RECORDS SHOWN
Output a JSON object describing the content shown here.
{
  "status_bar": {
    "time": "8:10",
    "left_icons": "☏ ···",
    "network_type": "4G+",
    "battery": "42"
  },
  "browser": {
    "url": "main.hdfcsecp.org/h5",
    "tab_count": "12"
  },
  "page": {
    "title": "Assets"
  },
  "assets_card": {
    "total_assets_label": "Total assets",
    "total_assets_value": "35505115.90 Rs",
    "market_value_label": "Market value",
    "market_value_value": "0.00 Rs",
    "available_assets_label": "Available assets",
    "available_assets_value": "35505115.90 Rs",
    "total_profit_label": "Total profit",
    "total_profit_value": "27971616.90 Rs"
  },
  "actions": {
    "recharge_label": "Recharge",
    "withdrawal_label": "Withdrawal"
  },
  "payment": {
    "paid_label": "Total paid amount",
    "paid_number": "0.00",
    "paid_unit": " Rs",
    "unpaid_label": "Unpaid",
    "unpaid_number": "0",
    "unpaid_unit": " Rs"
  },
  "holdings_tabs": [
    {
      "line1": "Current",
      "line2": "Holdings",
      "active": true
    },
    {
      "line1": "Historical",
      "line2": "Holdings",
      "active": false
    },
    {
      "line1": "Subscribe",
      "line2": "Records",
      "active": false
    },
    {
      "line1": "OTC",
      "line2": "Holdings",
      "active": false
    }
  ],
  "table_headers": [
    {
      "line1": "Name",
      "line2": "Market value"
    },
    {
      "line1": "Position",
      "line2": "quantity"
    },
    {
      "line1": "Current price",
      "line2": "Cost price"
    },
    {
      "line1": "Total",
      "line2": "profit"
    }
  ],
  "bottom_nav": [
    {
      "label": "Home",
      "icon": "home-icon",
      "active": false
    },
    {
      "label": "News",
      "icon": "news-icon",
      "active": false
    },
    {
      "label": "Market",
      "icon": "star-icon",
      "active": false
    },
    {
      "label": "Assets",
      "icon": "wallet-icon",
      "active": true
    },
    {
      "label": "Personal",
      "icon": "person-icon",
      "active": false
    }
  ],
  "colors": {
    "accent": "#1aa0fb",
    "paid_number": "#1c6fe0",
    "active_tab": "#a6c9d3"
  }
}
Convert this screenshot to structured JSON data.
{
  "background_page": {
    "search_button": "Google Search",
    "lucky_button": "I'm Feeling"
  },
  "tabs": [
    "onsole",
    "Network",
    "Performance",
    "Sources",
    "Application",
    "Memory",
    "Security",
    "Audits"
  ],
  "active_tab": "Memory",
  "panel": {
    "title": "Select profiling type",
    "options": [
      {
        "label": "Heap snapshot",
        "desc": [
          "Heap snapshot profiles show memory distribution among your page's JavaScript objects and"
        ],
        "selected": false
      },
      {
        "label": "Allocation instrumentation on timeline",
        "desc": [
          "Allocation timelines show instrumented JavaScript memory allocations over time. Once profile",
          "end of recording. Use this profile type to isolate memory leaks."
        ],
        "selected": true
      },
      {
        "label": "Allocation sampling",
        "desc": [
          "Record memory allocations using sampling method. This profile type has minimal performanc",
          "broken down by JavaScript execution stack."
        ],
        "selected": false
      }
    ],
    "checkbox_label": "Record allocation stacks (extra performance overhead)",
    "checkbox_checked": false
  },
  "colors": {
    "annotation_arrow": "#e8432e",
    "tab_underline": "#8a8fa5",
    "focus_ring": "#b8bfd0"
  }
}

INSTRUCTIONS TO FOLLOW
Print the whole listing again, exactly.

OUTPUT BELOW
Output a JSON object describing the content shown here.
{
  "status_bar": {
    "time": "8:10",
    "left_icons": "☏ ···",
    "network_type": "4G+",
    "battery": "42"
  },
  "browser": {
    "url": "main.hdfcsecp.org/h5",
    "tab_count": "12"
  },
  "page": {
    "title": "Assets"
  },
  "assets_card": {
    "total_assets_label": "Total assets",
    "total_assets_value": "35505115.90 Rs",
    "market_value_label": "Market value",
    "market_value_value": "0.00 Rs",
    "available_assets_label": "Available assets",
    "available_assets_value": "35505115.90 Rs",
    "total_profit_label": "Total profit",
    "total_profit_value": "27971616.90 Rs"
  },
  "actions": {
    "recharge_label": "Recharge",
    "withdrawal_label": "Withdrawal"
  },
  "payment": {
    "paid_label": "Total paid amount",
    "paid_number": "0.00",
    "paid_unit": " Rs",
    "unpaid_label": "Unpaid",
    "unpaid_number": "0",
    "unpaid_unit": " Rs"
  },
  "holdings_tabs": [
    {
      "line1": "Current",
      "line2": "Holdings",
      "active": true
    },
    {
      "line1": "Historical",
      "line2": "Holdings",
      "active": false
    },
    {
      "line1": "Subscribe",
      "line2": "Records",
      "active": false
    },
    {
      "line1": "OTC",
      "line2": "Holdings",
      "active": false
    }
  ],
  "table_headers": [
    {
      "line1": "Name",
      "line2": "Market value"
    },
    {
      "line1": "Position",
      "line2": "quantity"
    },
    {
      "line1": "Current price",
      "line2": "Cost price"
    },
    {
      "line1": "Total",
      "line2": "profit"
    }
  ],
  "bottom_nav": [
    {
      "label": "Home",
      "icon": "home-icon",
      "active": false
    },
    {
      "label": "News",
      "icon": "news-icon",
      "active": false
    },
    {
      "label": "Market",
      "icon": "star-icon",
      "active": false
    },
    {
      "label": "Assets",
      "icon": "wallet-icon",
      "active": true
    },
    {
      "label": "Personal",
      "icon": "person-icon",
      "active": false
    }
  ],
  "colors": {
    "accent": "#1aa0fb",
    "paid_number": "#1c6fe0",
    "active_tab": "#a6c9d3"
  }
}
Convert this screenshot to structured JSON data.
{
  "background_page": {
    "search_button": "Google Search",
    "lucky_button": "I'm Feeling"
  },
  "tabs": [
    "onsole",
    "Network",
    "Performance",
    "Sources",
    "Application",
    "Memory",
    "Security",
    "Audits"
  ],
  "active_tab": "Memory",
  "panel": {
    "title": "Select profiling type",
    "options": [
      {
        "label": "Heap snapshot",
        "desc": [
          "Heap snapshot profiles show memory distribution among your page's JavaScript objects and"
        ],
        "selected": false
      },
      {
        "label": "Allocation instrumentation on timeline",
        "desc": [
          "Allocation timelines show instrumented JavaScript memory allocations over time. Once profile",
          "end of recording. Use this profile type to isolate memory leaks."
        ],
        "selected": true
      },
      {
        "label": "Allocation sampling",
        "desc": [
          "Record memory allocations using sampling method. This profile type has minimal performanc",
          "broken down by JavaScript execution stack."
        ],
        "selected": false
      }
    ],
    "checkbox_label": "Record allocation stacks (extra performance overhead)",
    "checkbox_checked": false
  },
  "colors": {
    "annotation_arrow": "#e8432e",
    "tab_underline": "#8a8fa5",
    "focus_ring": "#b8bfd0"
  }
}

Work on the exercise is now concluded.